● WHAT YOU NEED TO DO
Where the data below has the string "станица", return the whole line.

>> start RECORD SET

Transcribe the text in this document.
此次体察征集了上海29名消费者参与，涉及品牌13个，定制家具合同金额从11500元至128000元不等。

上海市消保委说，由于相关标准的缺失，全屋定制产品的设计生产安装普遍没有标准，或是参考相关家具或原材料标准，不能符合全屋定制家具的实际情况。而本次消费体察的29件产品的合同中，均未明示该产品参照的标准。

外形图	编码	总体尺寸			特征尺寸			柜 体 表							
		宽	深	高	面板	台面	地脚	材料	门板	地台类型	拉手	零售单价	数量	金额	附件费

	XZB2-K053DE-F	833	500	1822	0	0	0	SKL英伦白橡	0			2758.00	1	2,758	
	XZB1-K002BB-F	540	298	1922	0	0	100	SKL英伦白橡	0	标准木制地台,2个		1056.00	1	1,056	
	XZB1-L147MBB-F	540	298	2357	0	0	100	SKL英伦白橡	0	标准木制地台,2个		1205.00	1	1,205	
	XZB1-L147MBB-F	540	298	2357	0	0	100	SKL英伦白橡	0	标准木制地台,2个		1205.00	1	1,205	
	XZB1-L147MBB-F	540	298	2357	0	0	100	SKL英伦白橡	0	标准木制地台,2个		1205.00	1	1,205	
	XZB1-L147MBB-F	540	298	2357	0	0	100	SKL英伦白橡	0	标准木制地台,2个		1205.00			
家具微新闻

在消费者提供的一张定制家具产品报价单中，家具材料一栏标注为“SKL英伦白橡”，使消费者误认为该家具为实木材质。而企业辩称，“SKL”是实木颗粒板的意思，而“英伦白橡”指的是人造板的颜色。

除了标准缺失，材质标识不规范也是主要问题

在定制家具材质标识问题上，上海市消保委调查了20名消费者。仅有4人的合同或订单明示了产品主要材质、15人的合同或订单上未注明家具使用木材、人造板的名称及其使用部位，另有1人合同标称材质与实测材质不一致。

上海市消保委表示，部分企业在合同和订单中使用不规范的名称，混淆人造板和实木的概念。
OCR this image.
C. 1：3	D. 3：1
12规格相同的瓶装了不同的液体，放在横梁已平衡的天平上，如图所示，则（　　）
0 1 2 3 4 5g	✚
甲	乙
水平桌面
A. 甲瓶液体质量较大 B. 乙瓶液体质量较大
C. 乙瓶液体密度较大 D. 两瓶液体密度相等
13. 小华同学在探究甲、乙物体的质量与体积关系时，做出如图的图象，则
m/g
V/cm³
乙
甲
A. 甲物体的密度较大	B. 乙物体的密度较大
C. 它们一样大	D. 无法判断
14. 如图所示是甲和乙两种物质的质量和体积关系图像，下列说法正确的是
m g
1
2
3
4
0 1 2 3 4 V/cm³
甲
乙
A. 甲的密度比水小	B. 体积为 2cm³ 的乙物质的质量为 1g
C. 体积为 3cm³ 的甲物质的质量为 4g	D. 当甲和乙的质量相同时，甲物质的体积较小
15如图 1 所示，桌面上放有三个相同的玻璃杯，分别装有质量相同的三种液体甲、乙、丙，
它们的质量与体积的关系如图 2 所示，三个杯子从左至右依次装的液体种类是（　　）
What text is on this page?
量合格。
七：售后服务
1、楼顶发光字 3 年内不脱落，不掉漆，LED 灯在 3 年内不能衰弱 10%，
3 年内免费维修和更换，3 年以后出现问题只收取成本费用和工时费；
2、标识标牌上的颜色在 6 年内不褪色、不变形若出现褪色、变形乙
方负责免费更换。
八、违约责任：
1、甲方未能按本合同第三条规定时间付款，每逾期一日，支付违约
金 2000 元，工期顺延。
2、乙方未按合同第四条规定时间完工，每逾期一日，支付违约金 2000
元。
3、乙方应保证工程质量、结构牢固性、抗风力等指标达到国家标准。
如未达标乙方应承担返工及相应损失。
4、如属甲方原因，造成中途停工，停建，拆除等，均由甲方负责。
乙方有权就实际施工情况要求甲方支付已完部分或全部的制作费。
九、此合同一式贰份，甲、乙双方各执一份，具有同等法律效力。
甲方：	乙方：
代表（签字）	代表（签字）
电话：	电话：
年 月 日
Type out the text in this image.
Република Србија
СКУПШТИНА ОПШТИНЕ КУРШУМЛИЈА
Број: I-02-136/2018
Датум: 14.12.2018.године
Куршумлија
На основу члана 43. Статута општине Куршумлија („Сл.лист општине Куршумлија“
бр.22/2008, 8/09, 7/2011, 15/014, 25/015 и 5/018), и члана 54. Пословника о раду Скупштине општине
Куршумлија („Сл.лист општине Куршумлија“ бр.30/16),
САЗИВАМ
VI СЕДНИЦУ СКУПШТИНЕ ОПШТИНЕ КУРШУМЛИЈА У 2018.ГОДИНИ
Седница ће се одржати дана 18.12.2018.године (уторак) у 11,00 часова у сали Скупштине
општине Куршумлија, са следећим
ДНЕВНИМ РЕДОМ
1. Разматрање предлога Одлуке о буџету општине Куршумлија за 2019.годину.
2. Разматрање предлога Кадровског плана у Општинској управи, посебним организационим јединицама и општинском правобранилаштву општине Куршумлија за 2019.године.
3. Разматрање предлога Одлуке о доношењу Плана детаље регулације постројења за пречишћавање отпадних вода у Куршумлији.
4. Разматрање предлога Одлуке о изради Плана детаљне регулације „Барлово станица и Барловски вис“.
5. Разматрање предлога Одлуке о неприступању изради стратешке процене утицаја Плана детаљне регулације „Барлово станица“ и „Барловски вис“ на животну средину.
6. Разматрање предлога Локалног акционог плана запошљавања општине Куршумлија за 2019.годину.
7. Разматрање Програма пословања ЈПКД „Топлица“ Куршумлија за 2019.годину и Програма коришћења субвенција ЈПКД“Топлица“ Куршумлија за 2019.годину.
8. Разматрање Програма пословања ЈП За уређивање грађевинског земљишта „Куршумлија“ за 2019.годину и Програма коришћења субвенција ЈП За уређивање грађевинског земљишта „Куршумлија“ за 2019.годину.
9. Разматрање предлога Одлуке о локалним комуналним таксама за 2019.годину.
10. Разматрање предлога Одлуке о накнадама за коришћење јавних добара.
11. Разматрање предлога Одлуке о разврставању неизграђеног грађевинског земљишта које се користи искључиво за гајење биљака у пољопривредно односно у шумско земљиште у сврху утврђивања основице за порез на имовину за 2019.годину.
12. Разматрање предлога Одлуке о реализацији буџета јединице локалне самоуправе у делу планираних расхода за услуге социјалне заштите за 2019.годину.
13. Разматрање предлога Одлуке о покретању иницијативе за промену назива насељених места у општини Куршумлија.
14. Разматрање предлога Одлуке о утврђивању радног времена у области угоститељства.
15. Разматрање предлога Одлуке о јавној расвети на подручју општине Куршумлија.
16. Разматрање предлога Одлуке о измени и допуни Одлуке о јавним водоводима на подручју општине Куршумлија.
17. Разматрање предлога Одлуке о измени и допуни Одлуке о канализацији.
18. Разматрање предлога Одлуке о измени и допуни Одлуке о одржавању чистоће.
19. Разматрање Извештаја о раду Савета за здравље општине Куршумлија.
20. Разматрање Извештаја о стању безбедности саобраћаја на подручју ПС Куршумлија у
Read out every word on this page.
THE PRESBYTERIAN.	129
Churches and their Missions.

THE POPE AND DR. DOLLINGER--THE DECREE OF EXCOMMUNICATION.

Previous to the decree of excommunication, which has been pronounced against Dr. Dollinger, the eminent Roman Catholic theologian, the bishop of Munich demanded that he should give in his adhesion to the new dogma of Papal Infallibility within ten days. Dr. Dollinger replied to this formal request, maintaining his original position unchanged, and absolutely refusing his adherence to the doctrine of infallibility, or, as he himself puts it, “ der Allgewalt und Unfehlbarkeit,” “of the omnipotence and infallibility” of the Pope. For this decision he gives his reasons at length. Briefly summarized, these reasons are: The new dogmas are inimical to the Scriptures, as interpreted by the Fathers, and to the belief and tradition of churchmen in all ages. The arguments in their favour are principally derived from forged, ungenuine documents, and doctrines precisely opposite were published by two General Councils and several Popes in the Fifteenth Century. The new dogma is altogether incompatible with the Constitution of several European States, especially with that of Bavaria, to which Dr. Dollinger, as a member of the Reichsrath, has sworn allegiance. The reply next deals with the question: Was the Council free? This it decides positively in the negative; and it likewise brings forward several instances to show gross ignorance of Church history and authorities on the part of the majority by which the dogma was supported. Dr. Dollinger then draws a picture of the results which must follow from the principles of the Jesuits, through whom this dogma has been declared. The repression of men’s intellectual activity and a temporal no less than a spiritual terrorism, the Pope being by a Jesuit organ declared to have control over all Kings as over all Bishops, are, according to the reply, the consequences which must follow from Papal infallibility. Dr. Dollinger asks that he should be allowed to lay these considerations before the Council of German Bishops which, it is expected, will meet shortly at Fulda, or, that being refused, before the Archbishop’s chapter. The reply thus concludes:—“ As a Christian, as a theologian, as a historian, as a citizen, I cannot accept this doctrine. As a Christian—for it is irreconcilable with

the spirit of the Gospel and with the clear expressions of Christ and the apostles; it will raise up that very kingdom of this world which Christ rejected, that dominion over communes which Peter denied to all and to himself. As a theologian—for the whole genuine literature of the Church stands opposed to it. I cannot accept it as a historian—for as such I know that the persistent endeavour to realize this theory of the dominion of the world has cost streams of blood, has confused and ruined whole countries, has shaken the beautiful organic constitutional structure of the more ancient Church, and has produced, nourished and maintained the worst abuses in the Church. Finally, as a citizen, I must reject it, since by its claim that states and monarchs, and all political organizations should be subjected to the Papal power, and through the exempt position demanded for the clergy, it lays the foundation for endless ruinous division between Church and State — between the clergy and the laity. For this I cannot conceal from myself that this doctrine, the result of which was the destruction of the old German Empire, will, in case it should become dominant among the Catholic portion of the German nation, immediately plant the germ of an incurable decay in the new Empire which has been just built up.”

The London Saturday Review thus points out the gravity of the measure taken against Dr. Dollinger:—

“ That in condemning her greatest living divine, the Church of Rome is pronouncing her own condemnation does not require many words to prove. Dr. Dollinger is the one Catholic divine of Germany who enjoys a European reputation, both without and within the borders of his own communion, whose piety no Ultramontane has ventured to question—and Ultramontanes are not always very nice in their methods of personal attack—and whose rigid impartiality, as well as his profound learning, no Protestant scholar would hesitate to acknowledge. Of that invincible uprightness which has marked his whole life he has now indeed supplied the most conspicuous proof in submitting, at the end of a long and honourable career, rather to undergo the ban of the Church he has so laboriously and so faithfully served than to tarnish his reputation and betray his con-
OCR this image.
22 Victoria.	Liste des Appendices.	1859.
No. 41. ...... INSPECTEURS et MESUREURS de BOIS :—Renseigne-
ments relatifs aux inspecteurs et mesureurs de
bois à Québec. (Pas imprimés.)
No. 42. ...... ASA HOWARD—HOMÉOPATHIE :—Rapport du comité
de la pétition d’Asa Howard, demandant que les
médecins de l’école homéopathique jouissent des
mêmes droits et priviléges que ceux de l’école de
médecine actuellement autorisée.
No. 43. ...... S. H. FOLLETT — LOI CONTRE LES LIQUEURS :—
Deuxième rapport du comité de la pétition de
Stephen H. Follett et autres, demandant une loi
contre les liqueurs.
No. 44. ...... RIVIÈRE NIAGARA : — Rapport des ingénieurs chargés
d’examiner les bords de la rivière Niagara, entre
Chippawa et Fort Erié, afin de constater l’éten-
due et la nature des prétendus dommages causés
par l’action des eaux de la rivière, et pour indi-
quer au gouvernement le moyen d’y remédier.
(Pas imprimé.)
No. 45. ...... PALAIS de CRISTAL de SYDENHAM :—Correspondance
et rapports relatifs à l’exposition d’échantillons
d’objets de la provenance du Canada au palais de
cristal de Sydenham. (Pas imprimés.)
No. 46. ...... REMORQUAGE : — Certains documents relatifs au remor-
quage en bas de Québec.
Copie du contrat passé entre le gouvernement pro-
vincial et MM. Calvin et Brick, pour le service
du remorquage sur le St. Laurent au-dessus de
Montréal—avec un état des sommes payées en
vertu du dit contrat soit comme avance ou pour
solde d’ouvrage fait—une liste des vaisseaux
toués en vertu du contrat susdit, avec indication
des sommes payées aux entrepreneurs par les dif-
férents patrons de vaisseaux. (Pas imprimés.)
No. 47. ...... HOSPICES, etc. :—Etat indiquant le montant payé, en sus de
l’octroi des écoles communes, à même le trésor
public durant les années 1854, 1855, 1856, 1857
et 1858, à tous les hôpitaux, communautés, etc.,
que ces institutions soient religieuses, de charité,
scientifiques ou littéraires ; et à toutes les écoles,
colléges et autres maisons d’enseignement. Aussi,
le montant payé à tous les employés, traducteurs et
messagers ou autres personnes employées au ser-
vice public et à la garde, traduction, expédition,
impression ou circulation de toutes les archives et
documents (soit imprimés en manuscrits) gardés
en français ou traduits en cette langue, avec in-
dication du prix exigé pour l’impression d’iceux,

>> end RECORD SET

● WRITTEN RESPONSE
4. Разматрање предлога Одлуке о изради Плана детаљне регулације „Барлово станица и Барловски вис“.
5. Разматрање предлога Одлуке о неприступању изради стратешке процене утицаја Плана детаљне регулације „Барлово станица“ и „Барловски вис“ на животну средину.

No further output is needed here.